| Job |
Every line of the material below must be repeated exactly.

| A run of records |

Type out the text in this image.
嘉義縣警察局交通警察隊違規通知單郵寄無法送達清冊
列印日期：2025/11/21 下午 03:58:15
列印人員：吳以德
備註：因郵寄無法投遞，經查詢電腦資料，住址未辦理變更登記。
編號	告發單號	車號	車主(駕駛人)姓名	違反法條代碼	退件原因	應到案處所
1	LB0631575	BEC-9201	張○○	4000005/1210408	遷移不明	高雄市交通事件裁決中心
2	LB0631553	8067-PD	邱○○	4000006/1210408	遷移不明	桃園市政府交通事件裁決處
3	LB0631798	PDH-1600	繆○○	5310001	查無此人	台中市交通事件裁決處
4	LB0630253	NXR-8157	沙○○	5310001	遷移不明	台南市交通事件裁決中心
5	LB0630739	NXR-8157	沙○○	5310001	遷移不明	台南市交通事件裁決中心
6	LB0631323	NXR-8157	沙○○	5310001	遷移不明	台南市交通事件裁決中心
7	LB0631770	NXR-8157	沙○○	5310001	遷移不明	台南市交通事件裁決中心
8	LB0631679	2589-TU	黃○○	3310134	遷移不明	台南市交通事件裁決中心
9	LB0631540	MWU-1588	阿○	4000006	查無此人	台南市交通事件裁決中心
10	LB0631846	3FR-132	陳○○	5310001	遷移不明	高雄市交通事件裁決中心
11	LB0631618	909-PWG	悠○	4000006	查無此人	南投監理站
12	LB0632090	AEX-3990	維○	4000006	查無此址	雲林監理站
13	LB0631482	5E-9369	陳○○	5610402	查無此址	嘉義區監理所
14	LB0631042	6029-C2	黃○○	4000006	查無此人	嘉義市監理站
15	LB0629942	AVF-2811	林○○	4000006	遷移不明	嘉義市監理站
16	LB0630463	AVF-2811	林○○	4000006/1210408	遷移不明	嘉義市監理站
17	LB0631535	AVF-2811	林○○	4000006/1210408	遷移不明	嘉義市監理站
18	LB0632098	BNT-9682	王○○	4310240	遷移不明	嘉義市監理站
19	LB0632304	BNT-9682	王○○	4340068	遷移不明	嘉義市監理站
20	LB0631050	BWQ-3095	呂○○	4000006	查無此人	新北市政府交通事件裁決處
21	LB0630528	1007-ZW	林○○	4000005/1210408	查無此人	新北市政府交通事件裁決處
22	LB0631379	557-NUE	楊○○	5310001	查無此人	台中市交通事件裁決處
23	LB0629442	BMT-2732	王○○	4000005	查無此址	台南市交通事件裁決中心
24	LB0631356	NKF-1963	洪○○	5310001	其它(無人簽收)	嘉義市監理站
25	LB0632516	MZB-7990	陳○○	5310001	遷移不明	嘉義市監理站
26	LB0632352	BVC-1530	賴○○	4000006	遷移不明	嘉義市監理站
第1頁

| Response to this exercise |
Type out the text in this image.
嘉義縣警察局交通警察隊違規通知單郵寄無法送達清冊
列印日期：2025/11/21 下午 03:58:15
列印人員：吳以德
備註：因郵寄無法投遞，經查詢電腦資料，住址未辦理變更登記。
編號	告發單號	車號	車主(駕駛人)姓名	違反法條代碼	退件原因	應到案處所
1	LB0631575	BEC-9201	張○○	4000005/1210408	遷移不明	高雄市交通事件裁決中心
2	LB0631553	8067-PD	邱○○	4000006/1210408	遷移不明	桃園市政府交通事件裁決處
3	LB0631798	PDH-1600	繆○○	5310001	查無此人	台中市交通事件裁決處
4	LB0630253	NXR-8157	沙○○	5310001	遷移不明	台南市交通事件裁決中心
5	LB0630739	NXR-8157	沙○○	5310001	遷移不明	台南市交通事件裁決中心
6	LB0631323	NXR-8157	沙○○	5310001	遷移不明	台南市交通事件裁決中心
7	LB0631770	NXR-8157	沙○○	5310001	遷移不明	台南市交通事件裁決中心
8	LB0631679	2589-TU	黃○○	3310134	遷移不明	台南市交通事件裁決中心
9	LB0631540	MWU-1588	阿○	4000006	查無此人	台南市交通事件裁決中心
10	LB0631846	3FR-132	陳○○	5310001	遷移不明	高雄市交通事件裁決中心
11	LB0631618	909-PWG	悠○	4000006	查無此人	南投監理站
12	LB0632090	AEX-3990	維○	4000006	查無此址	雲林監理站
13	LB0631482	5E-9369	陳○○	5610402	查無此址	嘉義區監理所
14	LB0631042	6029-C2	黃○○	4000006	查無此人	嘉義市監理站
15	LB0629942	AVF-2811	林○○	4000006	遷移不明	嘉義市監理站
16	LB0630463	AVF-2811	林○○	4000006/1210408	遷移不明	嘉義市監理站
17	LB0631535	AVF-2811	林○○	4000006/1210408	遷移不明	嘉義市監理站
18	LB0632098	BNT-9682	王○○	4310240	遷移不明	嘉義市監理站
19	LB0632304	BNT-9682	王○○	4340068	遷移不明	嘉義市監理站
20	LB0631050	BWQ-3095	呂○○	4000006	查無此人	新北市政府交通事件裁決處
21	LB0630528	1007-ZW	林○○	4000005/1210408	查無此人	新北市政府交通事件裁決處
22	LB0631379	557-NUE	楊○○	5310001	查無此人	台中市交通事件裁決處
23	LB0629442	BMT-2732	王○○	4000005	查無此址	台南市交通事件裁決中心
24	LB0631356	NKF-1963	洪○○	5310001	其它(無人簽收)	嘉義市監理站
25	LB0632516	MZB-7990	陳○○	5310001	遷移不明	嘉義市監理站
26	LB0632352	BVC-1530	賴○○	4000006	遷移不明	嘉義市監理站
第1頁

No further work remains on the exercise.